Review the listing and copy each line that holds the word "election".
☆ ☆ ☆ ☆ ☆ ☆ ☆
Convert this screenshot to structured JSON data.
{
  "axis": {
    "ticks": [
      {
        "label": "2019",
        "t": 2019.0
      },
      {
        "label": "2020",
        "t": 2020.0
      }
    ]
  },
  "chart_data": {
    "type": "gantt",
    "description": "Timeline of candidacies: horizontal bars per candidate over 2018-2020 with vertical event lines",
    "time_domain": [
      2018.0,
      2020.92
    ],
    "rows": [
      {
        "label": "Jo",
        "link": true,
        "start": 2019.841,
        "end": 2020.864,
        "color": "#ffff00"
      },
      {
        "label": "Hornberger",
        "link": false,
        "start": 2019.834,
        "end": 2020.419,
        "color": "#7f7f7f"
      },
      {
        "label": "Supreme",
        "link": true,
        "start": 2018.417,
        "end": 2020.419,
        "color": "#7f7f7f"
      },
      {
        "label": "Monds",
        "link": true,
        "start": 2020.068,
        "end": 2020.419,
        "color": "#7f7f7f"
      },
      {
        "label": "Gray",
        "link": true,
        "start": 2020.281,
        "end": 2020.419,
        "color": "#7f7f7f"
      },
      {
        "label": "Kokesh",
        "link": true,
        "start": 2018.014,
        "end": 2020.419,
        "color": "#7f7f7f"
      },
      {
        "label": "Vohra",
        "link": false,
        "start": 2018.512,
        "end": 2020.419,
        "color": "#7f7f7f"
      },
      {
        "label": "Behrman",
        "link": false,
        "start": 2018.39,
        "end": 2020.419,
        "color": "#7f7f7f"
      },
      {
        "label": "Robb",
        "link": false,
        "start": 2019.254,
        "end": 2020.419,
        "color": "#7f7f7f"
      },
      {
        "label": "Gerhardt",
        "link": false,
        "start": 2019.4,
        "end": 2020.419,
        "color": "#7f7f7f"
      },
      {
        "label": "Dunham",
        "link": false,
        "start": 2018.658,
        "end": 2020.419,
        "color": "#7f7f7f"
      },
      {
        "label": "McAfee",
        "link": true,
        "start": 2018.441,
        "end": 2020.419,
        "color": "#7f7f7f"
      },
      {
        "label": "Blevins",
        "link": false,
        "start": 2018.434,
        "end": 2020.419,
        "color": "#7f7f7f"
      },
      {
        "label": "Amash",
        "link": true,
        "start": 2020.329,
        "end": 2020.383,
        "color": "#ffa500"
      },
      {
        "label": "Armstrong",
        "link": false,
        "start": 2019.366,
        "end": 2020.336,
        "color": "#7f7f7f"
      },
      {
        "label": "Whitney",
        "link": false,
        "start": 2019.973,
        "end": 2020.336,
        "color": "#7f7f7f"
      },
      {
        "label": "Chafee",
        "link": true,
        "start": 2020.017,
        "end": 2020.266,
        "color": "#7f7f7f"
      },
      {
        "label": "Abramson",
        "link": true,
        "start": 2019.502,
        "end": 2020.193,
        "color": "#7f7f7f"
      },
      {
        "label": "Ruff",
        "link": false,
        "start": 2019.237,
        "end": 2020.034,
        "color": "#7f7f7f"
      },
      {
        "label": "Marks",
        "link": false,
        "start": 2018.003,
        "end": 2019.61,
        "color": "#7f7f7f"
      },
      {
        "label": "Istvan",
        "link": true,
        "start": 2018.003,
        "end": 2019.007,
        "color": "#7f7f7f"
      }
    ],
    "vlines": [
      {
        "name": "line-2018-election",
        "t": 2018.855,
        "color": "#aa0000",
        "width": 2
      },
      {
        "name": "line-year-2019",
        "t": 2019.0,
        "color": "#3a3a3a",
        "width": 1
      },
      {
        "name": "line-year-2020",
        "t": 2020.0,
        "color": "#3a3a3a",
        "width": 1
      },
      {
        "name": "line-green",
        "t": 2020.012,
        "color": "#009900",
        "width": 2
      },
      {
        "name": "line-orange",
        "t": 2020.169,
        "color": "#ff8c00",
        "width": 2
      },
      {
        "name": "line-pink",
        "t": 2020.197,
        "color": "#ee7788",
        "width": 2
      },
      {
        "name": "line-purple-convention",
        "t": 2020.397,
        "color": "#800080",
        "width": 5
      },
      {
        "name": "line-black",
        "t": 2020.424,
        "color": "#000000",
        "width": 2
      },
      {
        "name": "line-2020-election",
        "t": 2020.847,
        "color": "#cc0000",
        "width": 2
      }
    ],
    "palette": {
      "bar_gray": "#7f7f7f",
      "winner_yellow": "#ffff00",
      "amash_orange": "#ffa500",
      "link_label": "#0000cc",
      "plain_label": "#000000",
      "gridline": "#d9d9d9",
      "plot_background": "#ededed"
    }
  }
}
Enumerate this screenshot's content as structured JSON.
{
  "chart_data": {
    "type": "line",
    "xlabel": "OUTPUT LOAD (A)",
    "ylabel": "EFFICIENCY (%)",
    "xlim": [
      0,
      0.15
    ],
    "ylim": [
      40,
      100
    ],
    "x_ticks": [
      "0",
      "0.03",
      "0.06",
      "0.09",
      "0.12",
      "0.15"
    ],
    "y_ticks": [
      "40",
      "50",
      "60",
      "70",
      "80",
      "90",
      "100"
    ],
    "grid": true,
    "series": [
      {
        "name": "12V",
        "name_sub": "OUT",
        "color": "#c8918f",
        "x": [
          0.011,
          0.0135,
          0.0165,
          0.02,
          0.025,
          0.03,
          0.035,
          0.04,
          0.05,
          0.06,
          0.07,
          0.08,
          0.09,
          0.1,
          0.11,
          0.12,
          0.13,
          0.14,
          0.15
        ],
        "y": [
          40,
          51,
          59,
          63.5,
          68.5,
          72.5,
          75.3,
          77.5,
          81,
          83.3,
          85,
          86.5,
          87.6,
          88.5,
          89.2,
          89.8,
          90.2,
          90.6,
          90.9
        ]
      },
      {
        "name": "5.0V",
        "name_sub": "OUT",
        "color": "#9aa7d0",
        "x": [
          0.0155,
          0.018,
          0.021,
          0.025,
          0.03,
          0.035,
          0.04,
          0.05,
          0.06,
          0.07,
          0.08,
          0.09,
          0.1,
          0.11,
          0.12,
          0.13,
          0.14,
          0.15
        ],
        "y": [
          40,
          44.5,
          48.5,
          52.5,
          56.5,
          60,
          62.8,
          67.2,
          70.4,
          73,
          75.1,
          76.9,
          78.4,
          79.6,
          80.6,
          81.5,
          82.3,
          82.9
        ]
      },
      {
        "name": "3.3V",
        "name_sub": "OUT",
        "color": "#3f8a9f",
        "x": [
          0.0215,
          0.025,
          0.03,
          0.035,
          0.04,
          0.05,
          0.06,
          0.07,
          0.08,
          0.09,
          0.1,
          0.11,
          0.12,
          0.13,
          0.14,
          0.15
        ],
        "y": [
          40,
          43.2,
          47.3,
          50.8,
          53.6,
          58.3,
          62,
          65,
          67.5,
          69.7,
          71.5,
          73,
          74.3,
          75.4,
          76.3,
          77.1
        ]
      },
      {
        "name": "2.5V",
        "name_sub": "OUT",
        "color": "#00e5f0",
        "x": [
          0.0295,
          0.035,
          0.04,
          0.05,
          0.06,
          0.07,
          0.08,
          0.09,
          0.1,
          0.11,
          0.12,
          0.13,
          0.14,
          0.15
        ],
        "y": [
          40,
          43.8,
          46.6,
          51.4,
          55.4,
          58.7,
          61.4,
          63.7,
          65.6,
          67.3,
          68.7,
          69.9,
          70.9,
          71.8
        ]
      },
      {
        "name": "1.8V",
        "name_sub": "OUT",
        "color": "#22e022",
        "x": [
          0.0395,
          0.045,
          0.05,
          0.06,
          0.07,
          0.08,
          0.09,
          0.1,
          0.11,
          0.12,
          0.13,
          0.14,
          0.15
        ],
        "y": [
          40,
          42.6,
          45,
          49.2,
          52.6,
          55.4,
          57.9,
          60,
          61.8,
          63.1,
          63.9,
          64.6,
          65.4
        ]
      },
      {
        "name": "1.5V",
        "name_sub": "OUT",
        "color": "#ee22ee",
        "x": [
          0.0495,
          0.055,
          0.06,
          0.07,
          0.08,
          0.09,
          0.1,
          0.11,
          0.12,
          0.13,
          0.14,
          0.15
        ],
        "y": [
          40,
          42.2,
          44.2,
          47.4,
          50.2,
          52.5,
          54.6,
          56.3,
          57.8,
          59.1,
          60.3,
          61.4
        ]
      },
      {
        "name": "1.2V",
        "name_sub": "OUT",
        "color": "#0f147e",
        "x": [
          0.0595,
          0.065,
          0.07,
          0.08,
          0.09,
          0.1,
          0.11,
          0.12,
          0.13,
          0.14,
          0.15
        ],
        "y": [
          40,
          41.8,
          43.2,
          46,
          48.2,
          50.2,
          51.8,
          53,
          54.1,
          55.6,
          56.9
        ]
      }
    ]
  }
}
☆ ☆ ☆ ☆ ☆ ☆ ☆
» **Exercise solution**
        "name": "line-2018-election",
        "name": "line-2020-election",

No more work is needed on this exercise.